Start Source records
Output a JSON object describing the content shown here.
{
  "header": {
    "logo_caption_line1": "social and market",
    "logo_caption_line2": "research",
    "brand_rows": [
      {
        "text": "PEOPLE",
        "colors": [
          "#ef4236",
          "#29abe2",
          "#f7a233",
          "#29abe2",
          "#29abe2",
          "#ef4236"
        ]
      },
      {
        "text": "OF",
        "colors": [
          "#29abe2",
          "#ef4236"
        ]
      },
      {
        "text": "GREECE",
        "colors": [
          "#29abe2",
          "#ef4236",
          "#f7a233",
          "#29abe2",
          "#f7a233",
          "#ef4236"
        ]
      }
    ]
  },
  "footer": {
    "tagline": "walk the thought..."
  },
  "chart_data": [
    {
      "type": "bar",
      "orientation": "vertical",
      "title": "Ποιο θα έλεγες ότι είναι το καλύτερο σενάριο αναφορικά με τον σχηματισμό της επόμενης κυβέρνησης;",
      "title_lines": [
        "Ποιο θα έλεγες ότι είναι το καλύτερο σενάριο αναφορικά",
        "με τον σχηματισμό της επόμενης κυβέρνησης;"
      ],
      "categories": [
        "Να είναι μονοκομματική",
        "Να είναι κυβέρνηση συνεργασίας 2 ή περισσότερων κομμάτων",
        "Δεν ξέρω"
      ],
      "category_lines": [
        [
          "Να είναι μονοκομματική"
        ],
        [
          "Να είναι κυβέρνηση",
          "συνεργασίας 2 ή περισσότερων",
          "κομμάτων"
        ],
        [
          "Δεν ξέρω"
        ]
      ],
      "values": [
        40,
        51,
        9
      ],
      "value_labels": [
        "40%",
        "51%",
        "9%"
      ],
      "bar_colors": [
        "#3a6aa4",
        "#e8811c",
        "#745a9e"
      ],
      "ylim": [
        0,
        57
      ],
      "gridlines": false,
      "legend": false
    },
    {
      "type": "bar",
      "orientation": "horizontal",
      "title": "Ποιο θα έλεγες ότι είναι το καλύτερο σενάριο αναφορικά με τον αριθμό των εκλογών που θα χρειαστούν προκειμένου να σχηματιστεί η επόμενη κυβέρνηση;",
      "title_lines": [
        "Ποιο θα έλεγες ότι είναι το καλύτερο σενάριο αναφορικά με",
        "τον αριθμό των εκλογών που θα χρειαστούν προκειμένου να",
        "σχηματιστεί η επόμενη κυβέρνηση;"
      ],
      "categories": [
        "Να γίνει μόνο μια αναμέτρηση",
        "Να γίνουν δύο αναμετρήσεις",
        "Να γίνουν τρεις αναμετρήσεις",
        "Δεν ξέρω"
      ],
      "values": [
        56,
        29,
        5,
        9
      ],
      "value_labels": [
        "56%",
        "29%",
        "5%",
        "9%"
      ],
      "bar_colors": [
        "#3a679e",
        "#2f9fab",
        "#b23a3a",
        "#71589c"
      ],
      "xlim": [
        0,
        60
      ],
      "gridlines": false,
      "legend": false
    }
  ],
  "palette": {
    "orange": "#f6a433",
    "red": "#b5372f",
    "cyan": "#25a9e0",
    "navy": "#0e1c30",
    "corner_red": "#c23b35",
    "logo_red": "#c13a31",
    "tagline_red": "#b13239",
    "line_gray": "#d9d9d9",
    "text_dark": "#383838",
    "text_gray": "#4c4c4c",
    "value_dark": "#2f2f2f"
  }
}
End Source records
- _To be done_: Scan the lines for the string "αριθμό". Copy out each line that matches.

- _Solution to the problem_:
      "title": "Ποιο θα έλεγες ότι είναι το καλύτερο σενάριο αναφορικά με τον αριθμό των εκλογών που θα χρειαστούν προκειμένου να σχηματιστεί η επόμενη κυβέρνηση;",
        "τον αριθμό των εκλογών που θα χρειαστούν προκειμένου να",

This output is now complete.